═════ Textauszug

DER Hauptautor jener Phase 1953-56 wurde MILTON LESSER, ein leichtfüßiger, sehr vielseitiger und oft auch schwarzhumoriger Autor, der mit großer Eleganz und oft sehr pointiert schrieb, aber nicht das Genie Blochs oder die twainsche Burschikosität des Gespanns O'Brien/McGivern besaß. Lesser schrieb oft mehr als nur eine Story für ein Heft. Im letzten Jahr von Brownes Regentschaft, 1956, kam ein weiterer Stammautor hinzu, sicherlich weitaus ambitionierter – ROBERT SILVERBERG, ein äußerst produktiver Schriftsteller, der damals seine ersten Routine-Erfahrungen bei Amazing machte.
Obwohl seine richtig guten Geschichten erst in den 60er / 70er Jahren entstehen, finden sich auch hier viele schöne Einfälle. Silberberg und Lesser dominieren die späten 50er, machen das Blatt zwar unterhaltsam und kurzweilig – aber Abwechslung sieht anders aus. (So stammen in Brownes letzter Nummer vom August 1956 4(!) von sechs Stories von Silverberg, die andern beiden – immerhin – waren von Bloch und Moskowitz.) Tatsächlich schafft es Browne noch, einige aufregende Neuentdeckungen einzuführen, bevor er geht, Namen, die bis heute einen guten Klang haben: Es erscheinen frühe Beiträge von Henry Slesar, Robert Sheckley, Harlan Ellison und Manley Bannister.

══════════

Aufgabe 1:
Beantworte anhand des Textauszugs:
(a) Wer wurde der Hauptautor der Phase 1953–56?
(b) In welchem Jahr kam Robert Silverberg als weiterer Stammautor hinzu?
(c) Wie viele der sechs Stories in Brownes letzter Nummer vom August 1956 stammten von Silverberg?

═════ Daten zur Aufgabe

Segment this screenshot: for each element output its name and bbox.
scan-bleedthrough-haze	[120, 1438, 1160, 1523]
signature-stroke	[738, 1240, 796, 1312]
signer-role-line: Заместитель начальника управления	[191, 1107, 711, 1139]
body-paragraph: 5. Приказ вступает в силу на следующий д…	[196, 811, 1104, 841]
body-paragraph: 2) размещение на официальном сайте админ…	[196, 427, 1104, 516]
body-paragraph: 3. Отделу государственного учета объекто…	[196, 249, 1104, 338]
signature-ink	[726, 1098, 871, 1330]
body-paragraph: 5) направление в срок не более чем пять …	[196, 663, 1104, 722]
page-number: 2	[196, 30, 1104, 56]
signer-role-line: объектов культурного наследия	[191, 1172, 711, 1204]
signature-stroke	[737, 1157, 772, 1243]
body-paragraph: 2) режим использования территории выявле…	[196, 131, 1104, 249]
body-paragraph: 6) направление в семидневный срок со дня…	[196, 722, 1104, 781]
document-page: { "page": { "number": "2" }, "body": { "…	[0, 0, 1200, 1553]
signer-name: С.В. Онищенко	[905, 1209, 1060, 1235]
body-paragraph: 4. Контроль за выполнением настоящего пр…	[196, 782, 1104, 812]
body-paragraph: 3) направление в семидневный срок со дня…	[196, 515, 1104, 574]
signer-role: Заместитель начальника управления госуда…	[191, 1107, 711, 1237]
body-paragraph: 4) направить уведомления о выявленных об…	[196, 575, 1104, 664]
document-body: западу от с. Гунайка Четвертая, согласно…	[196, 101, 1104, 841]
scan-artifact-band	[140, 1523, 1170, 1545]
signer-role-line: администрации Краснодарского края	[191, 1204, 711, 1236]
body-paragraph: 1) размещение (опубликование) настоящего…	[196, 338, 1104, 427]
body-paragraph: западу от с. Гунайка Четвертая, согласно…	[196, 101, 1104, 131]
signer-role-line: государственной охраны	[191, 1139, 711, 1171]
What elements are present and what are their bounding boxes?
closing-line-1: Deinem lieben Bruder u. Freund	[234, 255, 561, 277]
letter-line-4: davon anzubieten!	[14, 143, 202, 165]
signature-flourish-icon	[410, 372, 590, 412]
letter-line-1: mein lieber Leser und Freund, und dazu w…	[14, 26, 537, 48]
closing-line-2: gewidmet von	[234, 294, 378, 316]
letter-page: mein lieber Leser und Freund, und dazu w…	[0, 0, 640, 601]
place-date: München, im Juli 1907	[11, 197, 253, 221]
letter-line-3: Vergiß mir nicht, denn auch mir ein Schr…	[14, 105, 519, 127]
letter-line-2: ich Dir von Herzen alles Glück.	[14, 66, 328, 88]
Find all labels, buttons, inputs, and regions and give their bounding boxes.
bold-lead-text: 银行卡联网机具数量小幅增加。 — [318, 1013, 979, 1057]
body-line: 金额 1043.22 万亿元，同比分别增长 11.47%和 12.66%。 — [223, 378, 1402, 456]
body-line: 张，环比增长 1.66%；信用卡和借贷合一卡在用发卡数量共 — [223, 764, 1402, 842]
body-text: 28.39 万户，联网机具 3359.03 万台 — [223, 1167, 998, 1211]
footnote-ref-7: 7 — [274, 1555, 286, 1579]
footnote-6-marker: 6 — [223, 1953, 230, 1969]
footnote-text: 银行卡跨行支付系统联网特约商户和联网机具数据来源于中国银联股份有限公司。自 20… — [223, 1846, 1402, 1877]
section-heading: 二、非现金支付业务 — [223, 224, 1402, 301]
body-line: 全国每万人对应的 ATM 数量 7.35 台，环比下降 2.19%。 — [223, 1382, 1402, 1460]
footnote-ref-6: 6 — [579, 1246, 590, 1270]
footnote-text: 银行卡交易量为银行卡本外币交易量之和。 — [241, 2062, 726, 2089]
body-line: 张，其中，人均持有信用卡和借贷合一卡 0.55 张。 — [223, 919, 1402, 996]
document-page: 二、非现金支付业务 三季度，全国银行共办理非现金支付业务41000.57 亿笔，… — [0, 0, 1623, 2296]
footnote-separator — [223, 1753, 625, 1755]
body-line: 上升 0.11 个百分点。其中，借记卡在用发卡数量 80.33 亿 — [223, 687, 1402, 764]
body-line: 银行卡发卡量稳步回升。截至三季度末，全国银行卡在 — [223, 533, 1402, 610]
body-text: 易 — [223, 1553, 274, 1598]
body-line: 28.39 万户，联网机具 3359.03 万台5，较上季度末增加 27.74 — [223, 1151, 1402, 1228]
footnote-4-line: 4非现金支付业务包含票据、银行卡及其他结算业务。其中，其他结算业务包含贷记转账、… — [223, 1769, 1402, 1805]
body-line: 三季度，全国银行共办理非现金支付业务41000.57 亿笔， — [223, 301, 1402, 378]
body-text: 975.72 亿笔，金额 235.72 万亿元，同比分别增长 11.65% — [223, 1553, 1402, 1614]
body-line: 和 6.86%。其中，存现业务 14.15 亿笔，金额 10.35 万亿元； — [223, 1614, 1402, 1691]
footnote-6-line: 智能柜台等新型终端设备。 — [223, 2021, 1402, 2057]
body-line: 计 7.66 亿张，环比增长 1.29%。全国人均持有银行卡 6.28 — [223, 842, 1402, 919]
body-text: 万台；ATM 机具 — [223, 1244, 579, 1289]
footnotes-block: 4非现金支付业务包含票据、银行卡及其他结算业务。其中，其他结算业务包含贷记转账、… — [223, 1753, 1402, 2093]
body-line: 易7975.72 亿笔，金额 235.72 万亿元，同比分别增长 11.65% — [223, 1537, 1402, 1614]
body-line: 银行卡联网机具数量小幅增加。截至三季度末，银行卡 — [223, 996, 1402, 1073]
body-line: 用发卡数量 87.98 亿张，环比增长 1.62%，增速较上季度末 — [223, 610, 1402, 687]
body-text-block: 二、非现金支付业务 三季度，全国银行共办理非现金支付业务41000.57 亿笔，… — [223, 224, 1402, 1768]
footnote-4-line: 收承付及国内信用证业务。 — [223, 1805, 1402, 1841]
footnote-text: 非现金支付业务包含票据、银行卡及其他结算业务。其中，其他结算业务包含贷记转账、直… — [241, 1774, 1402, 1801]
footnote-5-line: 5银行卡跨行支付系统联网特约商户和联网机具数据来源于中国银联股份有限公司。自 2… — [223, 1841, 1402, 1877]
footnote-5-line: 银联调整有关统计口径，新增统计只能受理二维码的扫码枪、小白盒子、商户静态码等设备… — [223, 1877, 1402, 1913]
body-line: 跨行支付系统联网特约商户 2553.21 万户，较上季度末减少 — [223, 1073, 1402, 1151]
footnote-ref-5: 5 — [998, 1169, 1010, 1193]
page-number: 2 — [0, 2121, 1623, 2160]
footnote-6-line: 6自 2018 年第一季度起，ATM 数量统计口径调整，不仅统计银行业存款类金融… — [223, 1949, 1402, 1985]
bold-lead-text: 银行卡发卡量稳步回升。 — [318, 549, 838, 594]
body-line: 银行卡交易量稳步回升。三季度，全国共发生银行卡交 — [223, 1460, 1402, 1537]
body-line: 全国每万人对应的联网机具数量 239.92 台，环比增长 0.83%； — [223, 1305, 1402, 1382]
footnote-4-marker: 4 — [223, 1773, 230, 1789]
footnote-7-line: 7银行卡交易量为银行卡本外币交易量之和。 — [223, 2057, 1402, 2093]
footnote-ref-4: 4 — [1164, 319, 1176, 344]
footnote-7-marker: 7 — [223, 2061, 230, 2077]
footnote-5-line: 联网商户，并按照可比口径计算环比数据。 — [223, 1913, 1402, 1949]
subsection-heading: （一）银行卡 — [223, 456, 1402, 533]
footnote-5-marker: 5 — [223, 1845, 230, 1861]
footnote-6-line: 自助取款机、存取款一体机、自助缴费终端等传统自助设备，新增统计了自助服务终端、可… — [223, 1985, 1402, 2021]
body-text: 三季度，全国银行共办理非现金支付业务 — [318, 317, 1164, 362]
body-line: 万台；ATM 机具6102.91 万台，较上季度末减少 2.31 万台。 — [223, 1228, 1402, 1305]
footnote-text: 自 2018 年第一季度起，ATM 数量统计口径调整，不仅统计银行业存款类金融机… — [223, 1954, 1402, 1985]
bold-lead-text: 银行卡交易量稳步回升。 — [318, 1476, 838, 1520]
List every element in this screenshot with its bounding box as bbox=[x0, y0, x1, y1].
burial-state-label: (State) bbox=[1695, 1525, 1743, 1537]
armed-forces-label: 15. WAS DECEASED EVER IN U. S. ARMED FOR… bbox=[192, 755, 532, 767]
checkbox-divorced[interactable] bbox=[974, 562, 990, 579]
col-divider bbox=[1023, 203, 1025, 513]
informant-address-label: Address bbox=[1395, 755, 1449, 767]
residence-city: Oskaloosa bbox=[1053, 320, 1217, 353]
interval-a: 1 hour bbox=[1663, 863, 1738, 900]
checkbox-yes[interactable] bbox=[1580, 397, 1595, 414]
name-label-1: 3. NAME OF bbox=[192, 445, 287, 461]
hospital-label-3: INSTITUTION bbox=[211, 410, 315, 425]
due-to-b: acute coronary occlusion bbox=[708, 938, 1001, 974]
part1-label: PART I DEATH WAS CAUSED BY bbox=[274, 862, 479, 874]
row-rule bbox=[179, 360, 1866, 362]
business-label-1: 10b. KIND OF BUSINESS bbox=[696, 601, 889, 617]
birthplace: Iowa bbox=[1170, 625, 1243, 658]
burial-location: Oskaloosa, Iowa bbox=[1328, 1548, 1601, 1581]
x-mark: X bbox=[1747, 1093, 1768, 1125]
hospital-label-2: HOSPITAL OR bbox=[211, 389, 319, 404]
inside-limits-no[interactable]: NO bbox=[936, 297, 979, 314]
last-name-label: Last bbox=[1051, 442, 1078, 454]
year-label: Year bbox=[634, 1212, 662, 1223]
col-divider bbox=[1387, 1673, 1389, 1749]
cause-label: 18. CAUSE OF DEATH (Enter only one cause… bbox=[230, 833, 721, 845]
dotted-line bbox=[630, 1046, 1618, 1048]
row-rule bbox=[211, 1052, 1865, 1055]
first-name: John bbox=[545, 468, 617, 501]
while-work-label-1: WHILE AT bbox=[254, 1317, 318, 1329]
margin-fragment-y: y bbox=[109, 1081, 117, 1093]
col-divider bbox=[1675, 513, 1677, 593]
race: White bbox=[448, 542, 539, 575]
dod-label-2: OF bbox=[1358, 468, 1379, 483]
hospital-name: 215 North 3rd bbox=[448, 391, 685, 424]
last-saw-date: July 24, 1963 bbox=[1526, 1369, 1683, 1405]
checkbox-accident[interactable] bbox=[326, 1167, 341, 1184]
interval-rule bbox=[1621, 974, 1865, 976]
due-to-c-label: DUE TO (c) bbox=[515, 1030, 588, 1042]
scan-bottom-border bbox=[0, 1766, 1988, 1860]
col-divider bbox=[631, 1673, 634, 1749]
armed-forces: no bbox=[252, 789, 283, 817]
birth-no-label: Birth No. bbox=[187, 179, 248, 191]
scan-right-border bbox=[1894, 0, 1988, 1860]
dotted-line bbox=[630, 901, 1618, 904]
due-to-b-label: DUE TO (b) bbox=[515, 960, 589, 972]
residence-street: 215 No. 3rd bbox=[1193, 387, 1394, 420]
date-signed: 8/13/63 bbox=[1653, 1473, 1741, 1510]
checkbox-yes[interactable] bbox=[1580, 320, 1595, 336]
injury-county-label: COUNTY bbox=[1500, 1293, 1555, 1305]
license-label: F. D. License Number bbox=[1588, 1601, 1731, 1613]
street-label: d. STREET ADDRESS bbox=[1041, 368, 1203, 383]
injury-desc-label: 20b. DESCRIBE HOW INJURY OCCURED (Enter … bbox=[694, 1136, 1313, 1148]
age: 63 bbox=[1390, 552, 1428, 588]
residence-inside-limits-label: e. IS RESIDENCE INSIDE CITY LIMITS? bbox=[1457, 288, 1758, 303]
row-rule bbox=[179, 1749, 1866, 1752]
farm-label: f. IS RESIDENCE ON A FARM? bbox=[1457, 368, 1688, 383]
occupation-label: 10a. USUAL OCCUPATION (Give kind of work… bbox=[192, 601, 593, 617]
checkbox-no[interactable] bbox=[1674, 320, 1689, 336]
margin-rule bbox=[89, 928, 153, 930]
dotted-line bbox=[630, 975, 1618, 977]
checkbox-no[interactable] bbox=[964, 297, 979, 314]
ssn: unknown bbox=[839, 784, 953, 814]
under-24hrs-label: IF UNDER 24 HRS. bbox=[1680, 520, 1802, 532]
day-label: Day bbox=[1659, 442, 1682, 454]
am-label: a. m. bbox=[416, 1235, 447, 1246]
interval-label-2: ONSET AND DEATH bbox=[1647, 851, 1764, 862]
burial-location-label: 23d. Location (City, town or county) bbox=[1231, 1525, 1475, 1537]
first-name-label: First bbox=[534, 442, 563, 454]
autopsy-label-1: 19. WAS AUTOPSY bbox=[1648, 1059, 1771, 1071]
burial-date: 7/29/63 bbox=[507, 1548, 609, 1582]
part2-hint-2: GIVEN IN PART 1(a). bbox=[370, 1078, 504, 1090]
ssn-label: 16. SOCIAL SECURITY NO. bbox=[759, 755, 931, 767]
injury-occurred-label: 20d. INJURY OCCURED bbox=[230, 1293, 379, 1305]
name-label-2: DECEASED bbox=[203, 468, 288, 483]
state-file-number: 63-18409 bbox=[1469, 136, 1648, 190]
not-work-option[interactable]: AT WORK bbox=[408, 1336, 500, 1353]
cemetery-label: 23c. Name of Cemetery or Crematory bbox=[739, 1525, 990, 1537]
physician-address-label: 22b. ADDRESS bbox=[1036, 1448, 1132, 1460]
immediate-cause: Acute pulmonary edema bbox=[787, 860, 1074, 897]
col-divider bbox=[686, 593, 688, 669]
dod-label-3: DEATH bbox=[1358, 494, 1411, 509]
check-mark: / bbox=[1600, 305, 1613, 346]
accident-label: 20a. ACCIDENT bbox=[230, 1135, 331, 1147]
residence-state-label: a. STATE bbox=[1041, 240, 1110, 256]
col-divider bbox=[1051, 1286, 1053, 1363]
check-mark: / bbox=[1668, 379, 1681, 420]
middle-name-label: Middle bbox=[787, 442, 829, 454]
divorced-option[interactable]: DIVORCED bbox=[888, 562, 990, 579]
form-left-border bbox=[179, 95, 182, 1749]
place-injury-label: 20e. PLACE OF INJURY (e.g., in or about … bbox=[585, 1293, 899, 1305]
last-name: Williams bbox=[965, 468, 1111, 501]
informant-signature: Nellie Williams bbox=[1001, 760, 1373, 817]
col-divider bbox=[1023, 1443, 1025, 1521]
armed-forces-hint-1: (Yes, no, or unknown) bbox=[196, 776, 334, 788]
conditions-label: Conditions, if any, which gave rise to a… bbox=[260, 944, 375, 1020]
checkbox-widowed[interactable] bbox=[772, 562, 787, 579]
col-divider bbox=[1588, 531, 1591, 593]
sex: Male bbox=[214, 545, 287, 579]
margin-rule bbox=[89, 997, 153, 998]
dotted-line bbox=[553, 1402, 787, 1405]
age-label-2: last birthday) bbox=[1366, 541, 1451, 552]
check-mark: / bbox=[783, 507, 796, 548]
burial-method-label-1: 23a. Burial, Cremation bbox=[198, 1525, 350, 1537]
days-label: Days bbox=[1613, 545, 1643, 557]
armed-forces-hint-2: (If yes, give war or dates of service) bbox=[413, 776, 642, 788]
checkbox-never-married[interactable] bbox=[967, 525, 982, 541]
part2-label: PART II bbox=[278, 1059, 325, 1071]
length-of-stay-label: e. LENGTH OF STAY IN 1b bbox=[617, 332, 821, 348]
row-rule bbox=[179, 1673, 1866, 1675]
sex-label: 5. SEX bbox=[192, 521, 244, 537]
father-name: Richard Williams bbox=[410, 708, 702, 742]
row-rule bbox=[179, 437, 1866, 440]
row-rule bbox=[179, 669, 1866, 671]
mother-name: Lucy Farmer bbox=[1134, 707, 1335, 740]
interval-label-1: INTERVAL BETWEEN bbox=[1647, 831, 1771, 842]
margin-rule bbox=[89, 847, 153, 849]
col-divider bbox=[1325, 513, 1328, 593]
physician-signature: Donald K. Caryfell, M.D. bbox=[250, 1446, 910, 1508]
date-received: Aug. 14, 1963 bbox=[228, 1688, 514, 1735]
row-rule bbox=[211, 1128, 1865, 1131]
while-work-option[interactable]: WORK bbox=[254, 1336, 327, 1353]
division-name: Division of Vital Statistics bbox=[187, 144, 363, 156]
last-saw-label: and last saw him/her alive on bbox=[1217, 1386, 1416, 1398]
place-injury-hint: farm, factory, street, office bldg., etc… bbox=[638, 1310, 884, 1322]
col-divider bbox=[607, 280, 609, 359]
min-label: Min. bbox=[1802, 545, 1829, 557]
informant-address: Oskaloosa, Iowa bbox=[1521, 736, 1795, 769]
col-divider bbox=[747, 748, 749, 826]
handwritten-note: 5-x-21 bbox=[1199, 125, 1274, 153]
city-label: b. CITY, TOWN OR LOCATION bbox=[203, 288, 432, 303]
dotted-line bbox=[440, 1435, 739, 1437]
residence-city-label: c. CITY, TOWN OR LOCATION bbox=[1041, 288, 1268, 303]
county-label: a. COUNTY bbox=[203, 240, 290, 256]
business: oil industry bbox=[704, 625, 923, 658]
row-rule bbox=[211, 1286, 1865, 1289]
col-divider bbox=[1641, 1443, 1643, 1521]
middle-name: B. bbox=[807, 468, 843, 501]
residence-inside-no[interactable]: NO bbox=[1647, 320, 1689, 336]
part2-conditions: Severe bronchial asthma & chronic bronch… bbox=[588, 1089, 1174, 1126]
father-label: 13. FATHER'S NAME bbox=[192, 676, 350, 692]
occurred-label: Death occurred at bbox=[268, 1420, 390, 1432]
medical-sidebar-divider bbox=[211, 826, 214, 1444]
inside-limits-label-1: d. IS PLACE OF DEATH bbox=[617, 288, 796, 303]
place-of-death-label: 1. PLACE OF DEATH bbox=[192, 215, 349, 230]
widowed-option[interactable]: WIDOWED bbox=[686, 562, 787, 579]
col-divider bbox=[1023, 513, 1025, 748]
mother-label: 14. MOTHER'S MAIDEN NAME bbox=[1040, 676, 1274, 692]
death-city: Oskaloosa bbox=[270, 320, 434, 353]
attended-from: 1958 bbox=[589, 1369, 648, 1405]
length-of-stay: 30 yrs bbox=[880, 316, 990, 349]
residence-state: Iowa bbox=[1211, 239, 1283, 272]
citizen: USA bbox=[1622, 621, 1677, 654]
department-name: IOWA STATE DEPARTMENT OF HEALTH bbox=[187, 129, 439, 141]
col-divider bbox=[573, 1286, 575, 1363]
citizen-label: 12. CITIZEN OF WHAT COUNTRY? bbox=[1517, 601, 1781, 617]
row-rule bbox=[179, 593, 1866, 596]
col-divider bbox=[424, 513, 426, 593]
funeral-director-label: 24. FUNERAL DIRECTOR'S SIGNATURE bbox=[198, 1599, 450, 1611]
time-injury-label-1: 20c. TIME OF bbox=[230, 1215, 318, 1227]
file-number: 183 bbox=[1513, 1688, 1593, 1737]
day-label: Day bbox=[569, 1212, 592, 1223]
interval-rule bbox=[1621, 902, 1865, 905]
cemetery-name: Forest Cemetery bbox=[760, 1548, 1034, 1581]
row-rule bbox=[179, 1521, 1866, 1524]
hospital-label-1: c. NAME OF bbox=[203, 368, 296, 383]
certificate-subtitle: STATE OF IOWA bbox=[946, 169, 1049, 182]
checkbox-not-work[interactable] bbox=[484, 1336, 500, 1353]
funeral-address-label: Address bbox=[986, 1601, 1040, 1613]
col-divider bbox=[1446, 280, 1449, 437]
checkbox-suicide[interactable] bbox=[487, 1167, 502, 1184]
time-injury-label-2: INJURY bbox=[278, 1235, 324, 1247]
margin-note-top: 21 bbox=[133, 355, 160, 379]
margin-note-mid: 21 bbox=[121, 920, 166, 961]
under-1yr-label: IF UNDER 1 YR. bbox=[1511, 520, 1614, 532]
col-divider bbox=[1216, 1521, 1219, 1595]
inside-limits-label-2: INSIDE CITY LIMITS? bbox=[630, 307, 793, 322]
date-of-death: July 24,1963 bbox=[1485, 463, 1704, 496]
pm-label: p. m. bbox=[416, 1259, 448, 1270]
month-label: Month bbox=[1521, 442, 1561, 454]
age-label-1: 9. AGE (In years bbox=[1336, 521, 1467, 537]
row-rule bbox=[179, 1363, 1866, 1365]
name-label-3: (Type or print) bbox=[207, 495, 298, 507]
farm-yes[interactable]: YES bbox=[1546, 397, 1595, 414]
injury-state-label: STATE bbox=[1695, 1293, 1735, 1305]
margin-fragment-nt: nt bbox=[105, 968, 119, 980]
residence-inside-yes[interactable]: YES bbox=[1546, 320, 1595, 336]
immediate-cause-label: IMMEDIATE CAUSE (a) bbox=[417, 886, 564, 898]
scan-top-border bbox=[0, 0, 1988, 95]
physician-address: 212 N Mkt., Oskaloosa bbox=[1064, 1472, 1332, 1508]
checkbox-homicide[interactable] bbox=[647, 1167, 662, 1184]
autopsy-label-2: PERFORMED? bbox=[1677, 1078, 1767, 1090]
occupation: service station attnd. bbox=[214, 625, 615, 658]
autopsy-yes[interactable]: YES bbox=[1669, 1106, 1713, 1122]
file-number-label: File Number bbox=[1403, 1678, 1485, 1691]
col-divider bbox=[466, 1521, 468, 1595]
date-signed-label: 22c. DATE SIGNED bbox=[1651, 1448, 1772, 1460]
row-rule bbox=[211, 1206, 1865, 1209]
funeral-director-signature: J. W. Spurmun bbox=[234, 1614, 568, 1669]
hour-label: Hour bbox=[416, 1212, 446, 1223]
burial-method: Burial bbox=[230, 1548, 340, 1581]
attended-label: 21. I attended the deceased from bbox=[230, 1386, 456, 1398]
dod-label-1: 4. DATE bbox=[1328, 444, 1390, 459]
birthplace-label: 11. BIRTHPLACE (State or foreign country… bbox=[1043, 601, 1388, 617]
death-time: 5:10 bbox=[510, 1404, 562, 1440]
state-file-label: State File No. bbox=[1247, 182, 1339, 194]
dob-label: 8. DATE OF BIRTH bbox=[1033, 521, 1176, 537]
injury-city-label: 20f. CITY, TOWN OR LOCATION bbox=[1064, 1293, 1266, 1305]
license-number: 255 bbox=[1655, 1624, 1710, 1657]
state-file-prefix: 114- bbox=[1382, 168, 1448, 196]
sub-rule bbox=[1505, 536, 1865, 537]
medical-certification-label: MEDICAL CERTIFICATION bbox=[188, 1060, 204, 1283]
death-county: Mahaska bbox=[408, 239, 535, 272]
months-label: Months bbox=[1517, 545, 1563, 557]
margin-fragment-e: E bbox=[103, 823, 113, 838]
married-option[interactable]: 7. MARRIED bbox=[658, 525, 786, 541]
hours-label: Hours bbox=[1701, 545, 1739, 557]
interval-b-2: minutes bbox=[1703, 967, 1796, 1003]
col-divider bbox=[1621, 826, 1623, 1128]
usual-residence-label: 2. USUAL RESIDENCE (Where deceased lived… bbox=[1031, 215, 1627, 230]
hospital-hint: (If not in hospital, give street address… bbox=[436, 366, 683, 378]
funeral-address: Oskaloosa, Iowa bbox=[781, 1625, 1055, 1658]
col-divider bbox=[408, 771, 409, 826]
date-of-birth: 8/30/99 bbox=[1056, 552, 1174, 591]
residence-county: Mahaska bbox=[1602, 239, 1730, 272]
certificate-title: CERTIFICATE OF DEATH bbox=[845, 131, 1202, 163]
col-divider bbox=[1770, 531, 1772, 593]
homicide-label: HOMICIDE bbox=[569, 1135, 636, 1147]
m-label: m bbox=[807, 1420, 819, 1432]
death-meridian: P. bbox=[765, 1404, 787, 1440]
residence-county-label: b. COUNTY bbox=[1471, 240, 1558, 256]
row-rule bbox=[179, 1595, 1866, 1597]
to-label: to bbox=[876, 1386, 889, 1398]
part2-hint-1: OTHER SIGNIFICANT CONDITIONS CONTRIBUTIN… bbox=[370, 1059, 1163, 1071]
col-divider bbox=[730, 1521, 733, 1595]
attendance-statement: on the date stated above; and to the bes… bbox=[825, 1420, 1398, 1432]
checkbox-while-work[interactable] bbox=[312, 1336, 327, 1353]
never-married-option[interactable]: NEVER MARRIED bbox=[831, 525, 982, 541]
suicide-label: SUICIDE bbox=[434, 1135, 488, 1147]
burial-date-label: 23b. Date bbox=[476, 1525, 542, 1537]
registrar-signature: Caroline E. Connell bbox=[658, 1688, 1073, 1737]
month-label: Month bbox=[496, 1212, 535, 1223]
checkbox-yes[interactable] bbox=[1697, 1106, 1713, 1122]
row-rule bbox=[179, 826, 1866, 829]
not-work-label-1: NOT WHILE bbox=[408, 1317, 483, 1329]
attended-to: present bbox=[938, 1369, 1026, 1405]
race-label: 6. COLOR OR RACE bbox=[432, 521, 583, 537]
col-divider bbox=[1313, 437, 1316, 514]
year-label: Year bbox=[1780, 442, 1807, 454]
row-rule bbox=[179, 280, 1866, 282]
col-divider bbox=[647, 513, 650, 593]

══════════

Aufgabe 2:
Formatiere die Zeilen der Datensätze vom Anfang bis einschließlich der Zeile mit „body-paragraph: 4. Контроль“ als nummerierte Liste und lass Leerzeilen weg.

Lösung 1:
(a) Milton Lesser
(b) 1956
(c) Vier

Lösung 2:
1. Segment this screenshot: for each element output its name and bbox.
2. scan-bleedthrough-haze	[120, 1438, 1160, 1523]
3. signature-stroke	[738, 1240, 796, 1312]
4. signer-role-line: Заместитель начальника управления	[191, 1107, 711, 1139]
5. body-paragraph: 5. Приказ вступает в силу на следующий д…	[196, 811, 1104, 841]
6. body-paragraph: 2) размещение на официальном сайте админ…	[196, 427, 1104, 516]
7. body-paragraph: 3. Отделу государственного учета объекто…	[196, 249, 1104, 338]
8. signature-ink	[726, 1098, 871, 1330]
9. body-paragraph: 5) направление в срок не более чем пять …	[196, 663, 1104, 722]
10. page-number: 2	[196, 30, 1104, 56]
11. signer-role-line: объектов культурного наследия	[191, 1172, 711, 1204]
12. signature-stroke	[737, 1157, 772, 1243]
13. body-paragraph: 2) режим использования территории выявле…	[196, 131, 1104, 249]
14. body-paragraph: 6) направление в семидневный срок со дня…	[196, 722, 1104, 781]
15. document-page: { "page": { "number": "2" }, "body": { "…	[0, 0, 1200, 1553]
16. signer-name: С.В. Онищенко	[905, 1209, 1060, 1235]
17. body-paragraph: 4. Контроль за выполнением настоящего пр…	[196, 782, 1104, 812]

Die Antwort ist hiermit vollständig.